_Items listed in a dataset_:
▶

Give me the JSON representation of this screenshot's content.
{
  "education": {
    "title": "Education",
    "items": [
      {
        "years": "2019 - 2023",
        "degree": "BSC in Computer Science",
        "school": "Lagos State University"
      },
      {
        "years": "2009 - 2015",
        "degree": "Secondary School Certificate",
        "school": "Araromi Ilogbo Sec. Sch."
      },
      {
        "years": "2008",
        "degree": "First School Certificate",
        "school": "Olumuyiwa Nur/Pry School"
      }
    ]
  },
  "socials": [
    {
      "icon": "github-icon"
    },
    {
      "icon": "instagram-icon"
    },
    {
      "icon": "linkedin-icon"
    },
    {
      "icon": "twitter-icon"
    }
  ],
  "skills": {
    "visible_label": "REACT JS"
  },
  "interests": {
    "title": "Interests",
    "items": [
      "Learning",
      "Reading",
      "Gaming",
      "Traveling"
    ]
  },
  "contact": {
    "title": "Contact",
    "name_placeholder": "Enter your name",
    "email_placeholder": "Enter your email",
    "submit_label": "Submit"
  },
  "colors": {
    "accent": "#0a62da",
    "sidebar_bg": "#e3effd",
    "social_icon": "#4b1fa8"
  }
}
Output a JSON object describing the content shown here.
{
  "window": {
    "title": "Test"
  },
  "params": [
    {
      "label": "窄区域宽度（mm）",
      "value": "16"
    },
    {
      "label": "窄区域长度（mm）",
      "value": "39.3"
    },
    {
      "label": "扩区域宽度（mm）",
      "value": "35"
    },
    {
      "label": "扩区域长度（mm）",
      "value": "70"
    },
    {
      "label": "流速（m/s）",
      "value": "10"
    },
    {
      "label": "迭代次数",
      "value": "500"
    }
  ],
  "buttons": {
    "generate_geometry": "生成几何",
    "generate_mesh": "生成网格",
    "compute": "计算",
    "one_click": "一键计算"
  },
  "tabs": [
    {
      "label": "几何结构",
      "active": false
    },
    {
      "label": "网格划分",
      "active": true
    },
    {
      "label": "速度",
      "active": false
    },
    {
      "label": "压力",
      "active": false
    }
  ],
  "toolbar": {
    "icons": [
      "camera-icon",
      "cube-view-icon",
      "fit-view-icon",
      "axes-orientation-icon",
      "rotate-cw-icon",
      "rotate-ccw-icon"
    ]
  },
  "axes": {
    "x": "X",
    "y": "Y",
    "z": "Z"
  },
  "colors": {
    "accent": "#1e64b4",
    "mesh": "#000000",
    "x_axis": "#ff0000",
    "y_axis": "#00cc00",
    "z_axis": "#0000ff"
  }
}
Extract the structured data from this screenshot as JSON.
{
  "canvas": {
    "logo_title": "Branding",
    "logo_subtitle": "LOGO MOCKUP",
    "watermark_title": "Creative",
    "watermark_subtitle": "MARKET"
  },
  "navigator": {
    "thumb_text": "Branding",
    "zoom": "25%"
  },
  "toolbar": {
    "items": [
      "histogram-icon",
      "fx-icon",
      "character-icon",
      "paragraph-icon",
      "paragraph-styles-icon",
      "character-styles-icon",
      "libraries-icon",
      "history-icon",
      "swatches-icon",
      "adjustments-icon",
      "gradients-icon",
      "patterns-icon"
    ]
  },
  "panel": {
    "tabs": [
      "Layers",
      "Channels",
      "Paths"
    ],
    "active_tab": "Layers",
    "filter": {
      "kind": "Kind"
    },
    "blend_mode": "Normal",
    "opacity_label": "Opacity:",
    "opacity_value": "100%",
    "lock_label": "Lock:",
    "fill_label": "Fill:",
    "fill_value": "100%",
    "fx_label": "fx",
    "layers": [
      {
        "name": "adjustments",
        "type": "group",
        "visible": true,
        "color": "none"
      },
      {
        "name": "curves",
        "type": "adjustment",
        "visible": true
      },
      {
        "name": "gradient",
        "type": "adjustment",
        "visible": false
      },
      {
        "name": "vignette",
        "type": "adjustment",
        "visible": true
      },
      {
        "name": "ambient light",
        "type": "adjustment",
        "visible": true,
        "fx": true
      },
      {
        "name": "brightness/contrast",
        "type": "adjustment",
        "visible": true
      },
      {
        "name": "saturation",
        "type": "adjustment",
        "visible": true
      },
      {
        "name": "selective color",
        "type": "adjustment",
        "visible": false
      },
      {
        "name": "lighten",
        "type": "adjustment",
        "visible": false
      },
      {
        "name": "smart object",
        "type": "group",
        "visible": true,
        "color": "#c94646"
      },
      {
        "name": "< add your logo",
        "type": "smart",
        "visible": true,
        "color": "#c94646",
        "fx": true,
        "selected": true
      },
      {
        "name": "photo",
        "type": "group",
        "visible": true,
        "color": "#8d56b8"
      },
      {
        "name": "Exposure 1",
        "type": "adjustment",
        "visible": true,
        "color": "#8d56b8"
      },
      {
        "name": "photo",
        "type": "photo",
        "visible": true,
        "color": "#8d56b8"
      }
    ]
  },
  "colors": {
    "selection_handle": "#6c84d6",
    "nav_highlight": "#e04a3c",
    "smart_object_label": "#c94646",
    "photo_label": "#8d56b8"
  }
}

◀

_What is needed_:
Write every entry out again exactly.

_Problem solution_:
Give me the JSON representation of this screenshot's content.
{
  "education": {
    "title": "Education",
    "items": [
      {
        "years": "2019 - 2023",
        "degree": "BSC in Computer Science",
        "school": "Lagos State University"
      },
      {
        "years": "2009 - 2015",
        "degree": "Secondary School Certificate",
        "school": "Araromi Ilogbo Sec. Sch."
      },
      {
        "years": "2008",
        "degree": "First School Certificate",
        "school": "Olumuyiwa Nur/Pry School"
      }
    ]
  },
  "socials": [
    {
      "icon": "github-icon"
    },
    {
      "icon": "instagram-icon"
    },
    {
      "icon": "linkedin-icon"
    },
    {
      "icon": "twitter-icon"
    }
  ],
  "skills": {
    "visible_label": "REACT JS"
  },
  "interests": {
    "title": "Interests",
    "items": [
      "Learning",
      "Reading",
      "Gaming",
      "Traveling"
    ]
  },
  "contact": {
    "title": "Contact",
    "name_placeholder": "Enter your name",
    "email_placeholder": "Enter your email",
    "submit_label": "Submit"
  },
  "colors": {
    "accent": "#0a62da",
    "sidebar_bg": "#e3effd",
    "social_icon": "#4b1fa8"
  }
}
Output a JSON object describing the content shown here.
{
  "window": {
    "title": "Test"
  },
  "params": [
    {
      "label": "窄区域宽度（mm）",
      "value": "16"
    },
    {
      "label": "窄区域长度（mm）",
      "value": "39.3"
    },
    {
      "label": "扩区域宽度（mm）",
      "value": "35"
    },
    {
      "label": "扩区域长度（mm）",
      "value": "70"
    },
    {
      "label": "流速（m/s）",
      "value": "10"
    },
    {
      "label": "迭代次数",
      "value": "500"
    }
  ],
  "buttons": {
    "generate_geometry": "生成几何",
    "generate_mesh": "生成网格",
    "compute": "计算",
    "one_click": "一键计算"
  },
  "tabs": [
    {
      "label": "几何结构",
      "active": false
    },
    {
      "label": "网格划分",
      "active": true
    },
    {
      "label": "速度",
      "active": false
    },
    {
      "label": "压力",
      "active": false
    }
  ],
  "toolbar": {
    "icons": [
      "camera-icon",
      "cube-view-icon",
      "fit-view-icon",
      "axes-orientation-icon",
      "rotate-cw-icon",
      "rotate-ccw-icon"
    ]
  },
  "axes": {
    "x": "X",
    "y": "Y",
    "z": "Z"
  },
  "colors": {
    "accent": "#1e64b4",
    "mesh": "#000000",
    "x_axis": "#ff0000",
    "y_axis": "#00cc00",
    "z_axis": "#0000ff"
  }
}
Extract the structured data from this screenshot as JSON.
{
  "canvas": {
    "logo_title": "Branding",
    "logo_subtitle": "LOGO MOCKUP",
    "watermark_title": "Creative",
    "watermark_subtitle": "MARKET"
  },
  "navigator": {
    "thumb_text": "Branding",
    "zoom": "25%"
  },
  "toolbar": {
    "items": [
      "histogram-icon",
      "fx-icon",
      "character-icon",
      "paragraph-icon",
      "paragraph-styles-icon",
      "character-styles-icon",
      "libraries-icon",
      "history-icon",
      "swatches-icon",
      "adjustments-icon",
      "gradients-icon",
      "patterns-icon"
    ]
  },
  "panel": {
    "tabs": [
      "Layers",
      "Channels",
      "Paths"
    ],
    "active_tab": "Layers",
    "filter": {
      "kind": "Kind"
    },
    "blend_mode": "Normal",
    "opacity_label": "Opacity:",
    "opacity_value": "100%",
    "lock_label": "Lock:",
    "fill_label": "Fill:",
    "fill_value": "100%",
    "fx_label": "fx",
    "layers": [
      {
        "name": "adjustments",
        "type": "group",
        "visible": true,
        "color": "none"
      },
      {
        "name": "curves",
        "type": "adjustment",
        "visible": true
      },
      {
        "name": "gradient",
        "type": "adjustment",
        "visible": false
      },
      {
        "name": "vignette",
        "type": "adjustment",
        "visible": true
      },
      {
        "name": "ambient light",
        "type": "adjustment",
        "visible": true,
        "fx": true
      },
      {
        "name": "brightness/contrast",
        "type": "adjustment",
        "visible": true
      },
      {
        "name": "saturation",
        "type": "adjustment",
        "visible": true
      },
      {
        "name": "selective color",
        "type": "adjustment",
        "visible": false
      },
      {
        "name": "lighten",
        "type": "adjustment",
        "visible": false
      },
      {
        "name": "smart object",
        "type": "group",
        "visible": true,
        "color": "#c94646"
      },
      {
        "name": "< add your logo",
        "type": "smart",
        "visible": true,
        "color": "#c94646",
        "fx": true,
        "selected": true
      },
      {
        "name": "photo",
        "type": "group",
        "visible": true,
        "color": "#8d56b8"
      },
      {
        "name": "Exposure 1",
        "type": "adjustment",
        "visible": true,
        "color": "#8d56b8"
      },
      {
        "name": "photo",
        "type": "photo",
        "visible": true,
        "color": "#8d56b8"
      }
    ]
  },
  "colors": {
    "selection_handle": "#6c84d6",
    "nav_highlight": "#e04a3c",
    "smart_object_label": "#c94646",
    "photo_label": "#8d56b8"
  }
}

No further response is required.